======== EXCERPT TO READ
• Wed. Apr 24th, 2024

Frightened Rabbit: The Importance of Emotional Honesty

You probably haven’t heard of Frightened Rabbit, or maybe you have. Though if you haven’t, I’d like to explain to you why they are amazing and why, for certain people, art that is emotionally honest is not just wonderful and pretty and a bevy of other nice, floral sounding words. But I’d like to say that, for some people, art that is emotionally honest can be like a dream catcher for the rotten bits that rest in our psyche.

I’d like to talk to you for a little bit about the things that have been my best friends when I didn’t see them in anyone else and couldn’t, nor wouldn’t, no matter how hard any living, breathing being trying to convince me of something contrary to that fact.

I was first introduced to Frightened Rabbit via an interview with Rainn Wilson. You may know who that is, or you may not. If you don’t, well, he’s Dwight Schrute from “The Office.” He was doing some interview and for some reason he was asked who his favorite bands were.

Out of the names I completely forgot and never even looked up, I plucked out Frightened Rabbit and headed to YouTube to see if they were worth my ten wrinkled bills.

I don’t remember what song I listened to first and I don’t remember exactly when I had decided I’d liked them, but I do remember listening to their sophomore album, “Midnight Organ Fight” on my way to work, in my room, on my headphones, over and over and over.

Scott Hutchison, the band’s leader wrote the album shortly after a bad breakup and the album wreaked of that pain, and of the sting and desperation for closeness thereafter. It would be painfully dumb of me to sprinkle in a bunch of flowery language and describe his lyrics and the yearning within them, but nobody writes desperation the way Hutchinson did.

So, here’s an example:

The studio version of “Poke” from their sophomore album, “Midnight Organ Fight”. (Source: Frightened Rabbit/YouTube)

“Well, we can change our partners / This is a progressive dance but / Remember it was me who dragged you up to the sweaty floor / Well this has been a reel / I’ve got shin-splints and a stitch from we / But like a drunken night it’s the best bits that are coloured in / You should look through some old photos / I adored you in every one of those / If someone took a picture of us now they’d need to be told / That we had ever clung and tied / A navy knot with arms at night. I’d say she was his sister but she doesn’t have his nose.”
================
======== GIVEN DATA
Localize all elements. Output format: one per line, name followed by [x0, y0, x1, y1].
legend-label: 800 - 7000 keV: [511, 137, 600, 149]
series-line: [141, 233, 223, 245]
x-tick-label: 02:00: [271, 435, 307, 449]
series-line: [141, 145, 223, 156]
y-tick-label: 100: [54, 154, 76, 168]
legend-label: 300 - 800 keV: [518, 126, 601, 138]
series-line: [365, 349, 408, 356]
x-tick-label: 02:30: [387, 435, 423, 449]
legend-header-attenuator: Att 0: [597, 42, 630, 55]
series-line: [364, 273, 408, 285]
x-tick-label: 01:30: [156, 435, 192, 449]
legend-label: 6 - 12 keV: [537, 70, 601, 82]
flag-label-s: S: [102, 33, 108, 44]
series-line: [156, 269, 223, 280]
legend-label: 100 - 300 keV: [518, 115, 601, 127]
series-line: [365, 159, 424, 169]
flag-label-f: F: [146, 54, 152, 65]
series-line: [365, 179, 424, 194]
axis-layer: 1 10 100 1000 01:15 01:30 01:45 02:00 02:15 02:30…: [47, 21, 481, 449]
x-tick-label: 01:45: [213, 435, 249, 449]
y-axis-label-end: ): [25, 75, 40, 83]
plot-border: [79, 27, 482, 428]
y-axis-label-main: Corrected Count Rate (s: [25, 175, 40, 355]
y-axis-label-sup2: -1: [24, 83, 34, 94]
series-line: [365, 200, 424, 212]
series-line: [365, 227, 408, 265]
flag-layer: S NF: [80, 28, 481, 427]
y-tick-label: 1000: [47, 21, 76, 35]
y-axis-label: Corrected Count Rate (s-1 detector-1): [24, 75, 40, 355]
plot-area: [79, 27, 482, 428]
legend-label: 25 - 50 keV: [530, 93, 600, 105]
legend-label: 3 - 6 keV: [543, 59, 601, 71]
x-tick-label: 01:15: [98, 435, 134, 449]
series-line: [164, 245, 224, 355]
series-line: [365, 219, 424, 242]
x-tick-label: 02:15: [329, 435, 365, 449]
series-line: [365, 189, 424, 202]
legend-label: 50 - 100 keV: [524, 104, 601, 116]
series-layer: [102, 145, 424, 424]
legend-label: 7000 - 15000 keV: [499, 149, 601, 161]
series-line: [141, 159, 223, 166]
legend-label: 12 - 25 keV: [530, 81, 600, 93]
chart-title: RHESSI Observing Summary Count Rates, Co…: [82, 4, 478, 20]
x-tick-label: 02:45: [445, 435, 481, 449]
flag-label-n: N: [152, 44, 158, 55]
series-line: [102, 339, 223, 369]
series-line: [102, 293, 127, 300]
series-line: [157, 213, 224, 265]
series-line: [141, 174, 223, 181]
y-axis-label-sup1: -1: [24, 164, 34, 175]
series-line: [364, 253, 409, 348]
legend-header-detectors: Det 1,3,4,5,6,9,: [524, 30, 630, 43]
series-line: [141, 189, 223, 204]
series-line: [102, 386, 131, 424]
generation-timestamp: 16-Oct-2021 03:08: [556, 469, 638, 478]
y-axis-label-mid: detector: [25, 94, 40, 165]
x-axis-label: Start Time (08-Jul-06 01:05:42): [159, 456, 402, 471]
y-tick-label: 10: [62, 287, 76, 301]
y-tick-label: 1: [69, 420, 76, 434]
================
REQUIRED WORK:
A. In the piece on Frightened Rabbit, through what did the writer first come across the band?
B. Copy the part of the entries that opens with their first line and closes with the line containing "flag-label-f: F: [146, 54, 152, 65]", including both of those lines.

RESULTS BY TASK:
A. An interview with Rainn Wilson.

B.
Localize all elements. Output format: one per line, name followed by [x0, y0, x1, y1].
legend-label: 800 - 7000 keV: [511, 137, 600, 149]
series-line: [141, 233, 223, 245]
x-tick-label: 02:00: [271, 435, 307, 449]
series-line: [141, 145, 223, 156]
y-tick-label: 100: [54, 154, 76, 168]
legend-label: 300 - 800 keV: [518, 126, 601, 138]
series-line: [365, 349, 408, 356]
x-tick-label: 02:30: [387, 435, 423, 449]
legend-header-attenuator: Att 0: [597, 42, 630, 55]
series-line: [364, 273, 408, 285]
x-tick-label: 01:30: [156, 435, 192, 449]
legend-label: 6 - 12 keV: [537, 70, 601, 82]
flag-label-s: S: [102, 33, 108, 44]
series-line: [156, 269, 223, 280]
legend-label: 100 - 300 keV: [518, 115, 601, 127]
series-line: [365, 159, 424, 169]
flag-label-f: F: [146, 54, 152, 65]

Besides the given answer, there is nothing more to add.